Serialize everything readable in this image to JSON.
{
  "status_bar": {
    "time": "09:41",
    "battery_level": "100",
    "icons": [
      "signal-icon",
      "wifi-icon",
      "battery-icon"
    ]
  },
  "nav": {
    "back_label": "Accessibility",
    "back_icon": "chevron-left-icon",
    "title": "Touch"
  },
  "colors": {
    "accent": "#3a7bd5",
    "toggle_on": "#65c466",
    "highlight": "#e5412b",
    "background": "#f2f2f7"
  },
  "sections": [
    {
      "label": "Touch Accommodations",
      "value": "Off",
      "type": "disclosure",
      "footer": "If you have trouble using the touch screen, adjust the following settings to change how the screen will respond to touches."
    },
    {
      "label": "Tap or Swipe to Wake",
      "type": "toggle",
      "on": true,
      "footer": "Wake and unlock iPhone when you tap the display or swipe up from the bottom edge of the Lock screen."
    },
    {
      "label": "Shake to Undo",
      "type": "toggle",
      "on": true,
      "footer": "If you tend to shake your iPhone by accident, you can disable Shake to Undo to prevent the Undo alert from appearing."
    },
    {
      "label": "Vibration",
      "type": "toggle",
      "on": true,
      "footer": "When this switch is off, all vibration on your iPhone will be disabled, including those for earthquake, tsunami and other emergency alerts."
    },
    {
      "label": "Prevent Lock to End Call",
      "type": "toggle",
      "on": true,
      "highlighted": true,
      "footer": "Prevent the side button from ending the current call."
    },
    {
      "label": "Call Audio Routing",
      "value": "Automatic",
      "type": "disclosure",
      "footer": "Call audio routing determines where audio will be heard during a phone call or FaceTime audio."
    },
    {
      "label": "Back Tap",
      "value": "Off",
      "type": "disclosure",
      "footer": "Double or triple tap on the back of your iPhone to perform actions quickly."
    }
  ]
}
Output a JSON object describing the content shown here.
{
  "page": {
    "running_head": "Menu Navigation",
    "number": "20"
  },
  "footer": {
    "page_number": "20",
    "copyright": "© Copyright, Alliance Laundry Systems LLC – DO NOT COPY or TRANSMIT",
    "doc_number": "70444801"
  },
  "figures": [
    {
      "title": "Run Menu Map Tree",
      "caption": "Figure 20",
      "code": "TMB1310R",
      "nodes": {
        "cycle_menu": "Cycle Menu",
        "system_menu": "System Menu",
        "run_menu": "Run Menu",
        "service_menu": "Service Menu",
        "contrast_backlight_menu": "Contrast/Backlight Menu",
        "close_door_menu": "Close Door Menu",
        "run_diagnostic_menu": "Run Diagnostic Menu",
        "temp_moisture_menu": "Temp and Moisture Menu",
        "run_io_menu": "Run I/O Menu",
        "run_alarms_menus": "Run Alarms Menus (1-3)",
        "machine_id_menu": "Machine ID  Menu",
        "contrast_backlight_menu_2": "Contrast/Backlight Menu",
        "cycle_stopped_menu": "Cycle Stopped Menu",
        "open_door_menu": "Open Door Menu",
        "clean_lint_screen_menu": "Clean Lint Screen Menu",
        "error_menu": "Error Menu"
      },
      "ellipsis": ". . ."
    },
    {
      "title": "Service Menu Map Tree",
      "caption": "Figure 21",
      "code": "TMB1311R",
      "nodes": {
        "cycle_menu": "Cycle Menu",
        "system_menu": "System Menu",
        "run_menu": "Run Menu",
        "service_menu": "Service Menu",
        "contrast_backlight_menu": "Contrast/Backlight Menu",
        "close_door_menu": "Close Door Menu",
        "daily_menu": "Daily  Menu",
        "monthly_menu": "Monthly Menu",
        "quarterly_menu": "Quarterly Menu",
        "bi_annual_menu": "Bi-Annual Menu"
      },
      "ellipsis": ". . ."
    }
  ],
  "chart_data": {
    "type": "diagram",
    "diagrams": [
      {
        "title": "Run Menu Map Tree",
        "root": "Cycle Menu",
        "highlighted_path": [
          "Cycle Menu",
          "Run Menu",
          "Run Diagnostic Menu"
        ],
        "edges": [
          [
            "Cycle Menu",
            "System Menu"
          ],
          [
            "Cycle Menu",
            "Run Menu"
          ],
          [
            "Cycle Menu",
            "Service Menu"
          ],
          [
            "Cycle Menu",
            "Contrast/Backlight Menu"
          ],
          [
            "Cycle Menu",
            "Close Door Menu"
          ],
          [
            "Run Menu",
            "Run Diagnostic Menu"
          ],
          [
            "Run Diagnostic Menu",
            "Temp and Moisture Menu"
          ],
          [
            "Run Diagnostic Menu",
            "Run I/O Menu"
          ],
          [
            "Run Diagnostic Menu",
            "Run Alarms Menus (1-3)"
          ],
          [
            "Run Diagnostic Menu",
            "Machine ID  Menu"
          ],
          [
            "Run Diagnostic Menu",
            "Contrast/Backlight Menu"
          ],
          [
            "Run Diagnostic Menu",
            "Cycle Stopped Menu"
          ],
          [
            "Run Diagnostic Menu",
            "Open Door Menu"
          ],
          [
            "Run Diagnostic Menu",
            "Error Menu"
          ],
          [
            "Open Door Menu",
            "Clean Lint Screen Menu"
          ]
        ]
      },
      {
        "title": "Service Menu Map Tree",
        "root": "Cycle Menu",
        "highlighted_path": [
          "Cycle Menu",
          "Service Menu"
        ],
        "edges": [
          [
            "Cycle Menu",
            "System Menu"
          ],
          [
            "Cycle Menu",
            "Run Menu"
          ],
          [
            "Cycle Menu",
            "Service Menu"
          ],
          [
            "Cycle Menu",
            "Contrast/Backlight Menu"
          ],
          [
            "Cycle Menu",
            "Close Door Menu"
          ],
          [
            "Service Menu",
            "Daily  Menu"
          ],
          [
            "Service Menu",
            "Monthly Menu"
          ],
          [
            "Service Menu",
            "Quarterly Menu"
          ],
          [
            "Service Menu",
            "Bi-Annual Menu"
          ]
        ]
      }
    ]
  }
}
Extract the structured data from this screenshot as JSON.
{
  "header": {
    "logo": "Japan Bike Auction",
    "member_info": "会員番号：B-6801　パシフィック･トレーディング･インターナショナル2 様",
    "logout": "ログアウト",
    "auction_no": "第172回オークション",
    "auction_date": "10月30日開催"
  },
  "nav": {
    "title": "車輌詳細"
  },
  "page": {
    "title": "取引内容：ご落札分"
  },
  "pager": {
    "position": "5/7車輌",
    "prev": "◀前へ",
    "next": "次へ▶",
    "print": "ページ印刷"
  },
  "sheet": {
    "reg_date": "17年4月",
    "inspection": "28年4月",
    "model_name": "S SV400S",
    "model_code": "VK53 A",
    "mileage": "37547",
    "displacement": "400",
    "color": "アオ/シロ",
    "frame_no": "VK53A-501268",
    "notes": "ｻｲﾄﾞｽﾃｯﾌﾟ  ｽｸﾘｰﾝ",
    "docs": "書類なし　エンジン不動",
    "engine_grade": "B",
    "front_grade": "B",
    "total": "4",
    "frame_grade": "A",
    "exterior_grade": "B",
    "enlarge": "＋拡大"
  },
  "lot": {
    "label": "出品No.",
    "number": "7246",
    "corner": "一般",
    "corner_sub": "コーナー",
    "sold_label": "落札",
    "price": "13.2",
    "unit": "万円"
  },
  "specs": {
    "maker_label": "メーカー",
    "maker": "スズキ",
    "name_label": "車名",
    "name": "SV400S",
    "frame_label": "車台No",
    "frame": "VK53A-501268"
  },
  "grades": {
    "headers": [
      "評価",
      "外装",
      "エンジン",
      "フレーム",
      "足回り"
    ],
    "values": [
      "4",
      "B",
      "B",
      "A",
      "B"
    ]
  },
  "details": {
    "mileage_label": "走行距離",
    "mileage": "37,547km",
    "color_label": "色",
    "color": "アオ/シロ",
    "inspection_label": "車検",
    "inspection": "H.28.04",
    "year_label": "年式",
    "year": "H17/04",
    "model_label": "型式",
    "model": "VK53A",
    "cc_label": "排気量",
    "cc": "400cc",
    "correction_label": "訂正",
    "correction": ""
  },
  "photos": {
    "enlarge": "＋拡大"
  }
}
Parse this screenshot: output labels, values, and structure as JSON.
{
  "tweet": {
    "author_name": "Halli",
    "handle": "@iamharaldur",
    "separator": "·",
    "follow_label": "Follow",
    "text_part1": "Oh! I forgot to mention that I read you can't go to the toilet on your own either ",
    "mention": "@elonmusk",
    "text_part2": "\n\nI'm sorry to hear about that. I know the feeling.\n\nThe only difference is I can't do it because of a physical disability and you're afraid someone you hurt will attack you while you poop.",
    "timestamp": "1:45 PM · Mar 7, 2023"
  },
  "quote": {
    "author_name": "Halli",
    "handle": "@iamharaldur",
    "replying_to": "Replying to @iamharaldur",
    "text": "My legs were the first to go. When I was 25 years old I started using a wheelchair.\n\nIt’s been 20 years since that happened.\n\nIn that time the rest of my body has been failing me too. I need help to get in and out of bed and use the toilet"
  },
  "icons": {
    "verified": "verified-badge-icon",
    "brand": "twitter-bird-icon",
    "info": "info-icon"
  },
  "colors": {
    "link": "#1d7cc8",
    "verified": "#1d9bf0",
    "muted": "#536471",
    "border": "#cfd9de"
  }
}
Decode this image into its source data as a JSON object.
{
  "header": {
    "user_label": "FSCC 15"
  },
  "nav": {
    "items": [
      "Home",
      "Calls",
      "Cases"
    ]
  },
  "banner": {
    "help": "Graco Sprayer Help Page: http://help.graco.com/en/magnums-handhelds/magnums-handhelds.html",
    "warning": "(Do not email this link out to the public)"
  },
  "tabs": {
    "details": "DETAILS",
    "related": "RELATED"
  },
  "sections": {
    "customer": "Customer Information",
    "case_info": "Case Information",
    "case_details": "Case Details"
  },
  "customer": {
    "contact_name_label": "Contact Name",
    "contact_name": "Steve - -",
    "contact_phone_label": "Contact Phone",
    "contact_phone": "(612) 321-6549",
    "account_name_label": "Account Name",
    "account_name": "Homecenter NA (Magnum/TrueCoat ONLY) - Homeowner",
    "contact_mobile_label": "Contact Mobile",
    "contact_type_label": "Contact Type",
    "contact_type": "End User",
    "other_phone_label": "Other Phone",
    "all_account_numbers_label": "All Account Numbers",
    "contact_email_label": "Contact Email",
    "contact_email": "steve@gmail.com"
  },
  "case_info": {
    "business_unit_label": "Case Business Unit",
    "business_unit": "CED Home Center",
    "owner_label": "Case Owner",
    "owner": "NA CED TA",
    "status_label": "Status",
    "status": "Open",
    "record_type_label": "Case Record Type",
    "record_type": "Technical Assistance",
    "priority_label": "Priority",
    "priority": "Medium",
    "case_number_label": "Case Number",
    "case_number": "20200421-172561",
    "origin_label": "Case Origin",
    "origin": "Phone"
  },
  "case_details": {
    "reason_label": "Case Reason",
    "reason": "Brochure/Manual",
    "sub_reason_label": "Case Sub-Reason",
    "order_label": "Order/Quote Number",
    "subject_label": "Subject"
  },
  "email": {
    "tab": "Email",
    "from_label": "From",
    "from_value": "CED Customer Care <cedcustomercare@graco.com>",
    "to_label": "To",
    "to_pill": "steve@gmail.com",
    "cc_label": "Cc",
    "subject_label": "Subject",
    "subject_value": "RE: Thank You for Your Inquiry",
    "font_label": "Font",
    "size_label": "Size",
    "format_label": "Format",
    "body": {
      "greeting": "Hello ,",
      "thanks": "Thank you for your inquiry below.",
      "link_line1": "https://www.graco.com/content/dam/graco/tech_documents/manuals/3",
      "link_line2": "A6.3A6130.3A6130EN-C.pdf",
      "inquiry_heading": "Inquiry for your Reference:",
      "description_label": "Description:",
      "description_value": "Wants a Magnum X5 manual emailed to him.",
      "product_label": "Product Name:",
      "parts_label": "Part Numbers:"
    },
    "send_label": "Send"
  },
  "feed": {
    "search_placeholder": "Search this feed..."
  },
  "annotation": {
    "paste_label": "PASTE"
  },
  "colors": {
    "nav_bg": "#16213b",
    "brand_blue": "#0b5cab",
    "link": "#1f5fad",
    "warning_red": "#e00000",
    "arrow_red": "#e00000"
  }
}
==================================================
• **WORK REQUIRED**:
Using the listing above, pick out each line that contains the word "Annual", then copy it.

• **WRITTEN RESPONSE**:
        "bi_annual_menu": "Bi-Annual Menu"
            "Bi-Annual Menu"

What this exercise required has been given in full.